45. 제 36 항에 있어서, 상기 관심있는 유전자좌는 단일 뉴클레오티드 다형성인 것을 특징으로 하는 방법.
46. 제 36 항에 있어서, 상기 관심있는 유전자좌는 돌연변이인 것을 특징으로 하는 방법.
47. 제 36 항에 있어서, 관심있는 다수의 유전자좌의 서열이 결정되는 것을 특징으로 하는 방법.
48. 제 47 항에 있어서, 관심있는 다수의 유전자좌는 다수의 염색체상에 존재하는 것을 특징으로 하는 방법.
49. 제 36 항에 있어서,

    (a) 제 1 프라이머와 제 2 프라이머를 사용하여 주형 DNA 상의 관심있는 유전자좌를 증폭시키는 단계에서, 제 2 프라이머는 제한효소로의 절단으로 관심있는 유전자좌를 함유하는 5' 돌출부가 생성되도록 제한효소에 대한 인식부위를 함유하는 관심있는 유전자좌를 증폭시키는 단계;

    (b) 증폭된 DNA 를 제 2 프라이머상의 인식부위를 인식하는 제한효소로 절단하는 단계;

    (c) 뉴클레오티드를 주형으로서 관심있는 유전자좌를 함유하는 5' 돌출부를 사용함으로써 (b) 의 절단된 DNA 에 통합시키는 단계; 및

    (d) (c) 의 DNA 서열을 결정함으로써 관심있는 유전자좌의 서열을 결정하는 단계를 포함하는 것을 특징으로 하는 서열 결정방법.
50. 제 49 항에 있어서, 상기 제 1 프라이머 및 제 2 프라이머는 가변성 뉴클레오티드를 함유하는 제한효소 인식부위의 부분을 포함하고, 전 제한효소 인식부위는 증폭후에 생성되는 것을 특징으로 하는 방법.

> 원본 데이터:
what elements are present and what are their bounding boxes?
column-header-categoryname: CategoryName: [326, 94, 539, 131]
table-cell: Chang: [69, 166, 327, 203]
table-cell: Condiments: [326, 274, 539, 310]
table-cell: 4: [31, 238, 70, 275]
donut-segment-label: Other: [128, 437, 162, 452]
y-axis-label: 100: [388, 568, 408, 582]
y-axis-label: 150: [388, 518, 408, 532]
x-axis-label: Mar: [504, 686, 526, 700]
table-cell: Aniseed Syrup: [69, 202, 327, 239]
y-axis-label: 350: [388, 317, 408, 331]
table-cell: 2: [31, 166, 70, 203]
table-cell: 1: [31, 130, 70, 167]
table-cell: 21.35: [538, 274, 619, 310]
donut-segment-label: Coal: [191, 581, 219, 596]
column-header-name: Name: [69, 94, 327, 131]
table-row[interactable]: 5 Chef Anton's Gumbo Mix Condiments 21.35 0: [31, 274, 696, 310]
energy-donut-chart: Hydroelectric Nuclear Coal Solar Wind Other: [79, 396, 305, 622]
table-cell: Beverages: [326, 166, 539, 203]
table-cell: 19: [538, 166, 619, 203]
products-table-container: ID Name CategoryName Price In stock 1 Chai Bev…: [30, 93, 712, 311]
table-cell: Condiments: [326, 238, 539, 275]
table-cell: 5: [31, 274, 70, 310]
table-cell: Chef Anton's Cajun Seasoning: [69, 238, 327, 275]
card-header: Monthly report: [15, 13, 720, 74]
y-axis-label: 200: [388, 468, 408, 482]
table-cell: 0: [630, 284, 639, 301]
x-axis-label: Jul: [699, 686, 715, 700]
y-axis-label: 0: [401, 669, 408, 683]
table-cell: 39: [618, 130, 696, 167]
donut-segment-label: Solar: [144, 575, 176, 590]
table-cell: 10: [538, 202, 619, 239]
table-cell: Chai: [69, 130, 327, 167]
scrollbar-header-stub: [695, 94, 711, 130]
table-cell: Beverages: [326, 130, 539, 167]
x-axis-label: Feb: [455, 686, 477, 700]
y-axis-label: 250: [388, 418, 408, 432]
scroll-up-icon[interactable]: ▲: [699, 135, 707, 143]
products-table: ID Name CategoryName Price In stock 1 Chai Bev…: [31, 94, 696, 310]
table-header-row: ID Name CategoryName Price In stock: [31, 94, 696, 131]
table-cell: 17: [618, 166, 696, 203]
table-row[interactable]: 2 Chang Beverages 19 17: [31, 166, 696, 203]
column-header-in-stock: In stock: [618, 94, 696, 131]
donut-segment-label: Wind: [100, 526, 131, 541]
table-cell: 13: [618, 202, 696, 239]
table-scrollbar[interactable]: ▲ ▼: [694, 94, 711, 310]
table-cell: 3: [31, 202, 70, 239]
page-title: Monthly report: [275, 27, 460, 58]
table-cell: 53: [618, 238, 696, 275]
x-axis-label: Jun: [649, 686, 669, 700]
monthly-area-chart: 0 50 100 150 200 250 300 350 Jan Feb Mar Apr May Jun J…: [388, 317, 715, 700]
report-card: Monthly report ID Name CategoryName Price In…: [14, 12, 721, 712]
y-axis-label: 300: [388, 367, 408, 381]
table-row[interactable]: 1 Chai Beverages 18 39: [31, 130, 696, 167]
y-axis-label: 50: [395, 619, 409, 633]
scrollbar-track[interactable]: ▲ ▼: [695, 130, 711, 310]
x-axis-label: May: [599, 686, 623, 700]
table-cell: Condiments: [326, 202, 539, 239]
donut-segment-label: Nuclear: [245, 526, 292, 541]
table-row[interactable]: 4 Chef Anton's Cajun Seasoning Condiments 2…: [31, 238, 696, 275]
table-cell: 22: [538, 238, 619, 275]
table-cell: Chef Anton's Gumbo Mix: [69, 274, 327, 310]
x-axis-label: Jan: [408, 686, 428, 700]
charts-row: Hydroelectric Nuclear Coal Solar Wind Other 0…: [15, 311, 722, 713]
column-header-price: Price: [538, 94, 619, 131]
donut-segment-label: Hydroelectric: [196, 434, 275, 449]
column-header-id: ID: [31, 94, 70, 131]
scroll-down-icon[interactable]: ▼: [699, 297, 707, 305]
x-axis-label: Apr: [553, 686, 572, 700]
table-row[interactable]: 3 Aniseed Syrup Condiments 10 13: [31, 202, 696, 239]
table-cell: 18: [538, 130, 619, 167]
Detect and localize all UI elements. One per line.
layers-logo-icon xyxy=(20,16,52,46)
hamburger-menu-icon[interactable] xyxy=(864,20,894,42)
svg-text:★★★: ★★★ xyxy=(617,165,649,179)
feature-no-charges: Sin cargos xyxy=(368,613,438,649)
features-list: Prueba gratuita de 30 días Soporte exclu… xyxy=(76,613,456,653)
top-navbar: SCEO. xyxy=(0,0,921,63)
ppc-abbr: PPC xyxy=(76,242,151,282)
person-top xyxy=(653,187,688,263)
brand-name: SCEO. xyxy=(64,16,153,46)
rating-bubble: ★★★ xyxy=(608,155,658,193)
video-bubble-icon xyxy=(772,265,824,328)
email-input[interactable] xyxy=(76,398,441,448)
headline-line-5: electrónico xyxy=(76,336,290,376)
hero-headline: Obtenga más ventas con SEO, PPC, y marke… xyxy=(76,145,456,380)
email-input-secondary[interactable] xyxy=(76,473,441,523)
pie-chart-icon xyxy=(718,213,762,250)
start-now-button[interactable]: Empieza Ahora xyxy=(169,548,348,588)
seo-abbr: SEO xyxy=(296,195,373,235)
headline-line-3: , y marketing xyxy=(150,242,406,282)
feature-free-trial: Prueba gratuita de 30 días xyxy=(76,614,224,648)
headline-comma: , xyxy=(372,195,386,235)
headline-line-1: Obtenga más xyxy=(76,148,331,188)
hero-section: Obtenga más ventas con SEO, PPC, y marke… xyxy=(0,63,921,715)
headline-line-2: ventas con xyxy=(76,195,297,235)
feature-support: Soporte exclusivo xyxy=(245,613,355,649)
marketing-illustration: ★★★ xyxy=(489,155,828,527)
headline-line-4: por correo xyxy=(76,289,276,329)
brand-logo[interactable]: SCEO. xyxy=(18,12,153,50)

> 풀어 볼 문제:
A. 유전자좌 서열 결정 방법에 관한 글을 "45. 제 36 항에" 문구가 있는 곳부터 "생성되는 것을 특징으로 하는 방법." 문구까지 다시 옮겨 적으세요. 이때 "제한효소" 표현이 나올 때마다 "제한 엔도뉴클레아제" 표현으로 바꿉니다.
B. 유전자좌 서열 결정 방법에 관한 글이 끝난 데서부터 이어서 써 나가세요.

> 문제별 결과:
A.
45. 제 36 항에 있어서, 상기 관심있는 유전자좌는 단일 뉴클레오티드 다형성인 것을 특징으로 하는 방법.
46. 제 36 항에 있어서, 상기 관심있는 유전자좌는 돌연변이인 것을 특징으로 하는 방법.
47. 제 36 항에 있어서, 관심있는 다수의 유전자좌의 서열이 결정되는 것을 특징으로 하는 방법.
48. 제 47 항에 있어서, 관심있는 다수의 유전자좌는 다수의 염색체상에 존재하는 것을 특징으로 하는 방법.
49. 제 36 항에 있어서,

    (a) 제 1 프라이머와 제 2 프라이머를 사용하여 주형 DNA 상의 관심있는 유전자좌를 증폭시키는 단계에서, 제 2 프라이머는 제한 엔도뉴클레아제로의 절단으로 관심있는 유전자좌를 함유하는 5' 돌출부가 생성되도록 제한 엔도뉴클레아제에 대한 인식부위를 함유하는 관심있는 유전자좌를 증폭시키는 단계;

    (b) 증폭된 DNA 를 제 2 프라이머상의 인식부위를 인식하는 제한 엔도뉴클레아제로 절단하는 단계;

    (c) 뉴클레오티드를 주형으로서 관심있는 유전자좌를 함유하는 5' 돌출부를 사용함으로써 (b) 의 절단된 DNA 에 통합시키는 단계; 및

    (d) (c) 의 DNA 서열을 결정함으로써 관심있는 유전자좌의 서열을 결정하는 단계를 포함하는 것을 특징으로 하는 서열 결정방법.
50. 제 49 항에 있어서, 상기 제 1 프라이머 및 제 2 프라이머는 가변성 뉴클레오티드를 함유하는 제한 엔도뉴클레아제 인식부위의 부분을 포함하고, 전 제한 엔도뉴클레아제 인식부위는 증폭후에 생성되는 것을 특징으로 하는 방법.

B.
51. 제 50 항에 있어서, 제한효소는 BsaJ, Bssk I, Dde I, EcoN I, Fun4H I, Hinf I 및 ScrF I 로 구성된 군으로부터 선택되는 것을 특징으로 하는 방법.
52. 제 49 항에 있어서, 제한효소는 인식 부위에서 떨어져 있는 DNA 를 절단하는 것을 특징으로 하는 방법.
53. 제 52 항에 있어서, 인식부위는 IIS 형 제한효소에 대한 것임을 특징으로 하는 방법.
54. 제 53 항에 있어서, IIS 형 제한 효소는 Alw I, Alw26 I, Bbs I, Bbv I, BceA I, Bmr I, Bsa I, Bst71 I, BsmA I, BsmB I, BsmF I, BspM I, Ear I, Fau I, Fok I, Hga I, Ple I, Sap I, SSfaN I, 및 Sthi32 I 로 구성된 군으로부터 선택된 것을 특징으로 하는 방법.
55. 제 49 항에 있어서, 상기 증폭 방법은 중합효소 연쇄반응, 자기-유지 서열반응, 리가제 연쇄반응, cDNA 말단의 고속 증폭, 중합효소 연쇄반응 및 리가제 연쇄반응, Q-베타 파아지 증폭, 가닥 전이 증폭, 및 스플라이스 오버랩 연장 중합효소 사슬 반응으로 구성된 군으로부터 선택되는 것을 특징으로 하는 방법.
56. 제 55 항에 있어서, 상기 증폭 방법은 PCR 에 의한 것임을 특징으로 하는 방법.
57. 제 56 항에 있어서, PCR 의 사이클 1에 대한 어닐링 온도는 대략 주형 DNA 에 어닐링하는 제 2 프라이머의 3' 영역의 부분의 용융 온도인 것을 특징으로 하는 방법.
58. 제 57 항에 있어서, PCR 의 사이클 2에 대한 어닐링 온도는 대략 주형 DNA 에 어닐링하는 제 1 프라이머의 3'영역의 부분의 용융 온도인 것을 특징으로 하는 방법.
59. 제 58 항에 있어서, PCR 의 나머지 사이클에 대한 어닐링 온도는 대략 전 제 2 프라이머의 융용온도인 것을 특징으로 하는 방법.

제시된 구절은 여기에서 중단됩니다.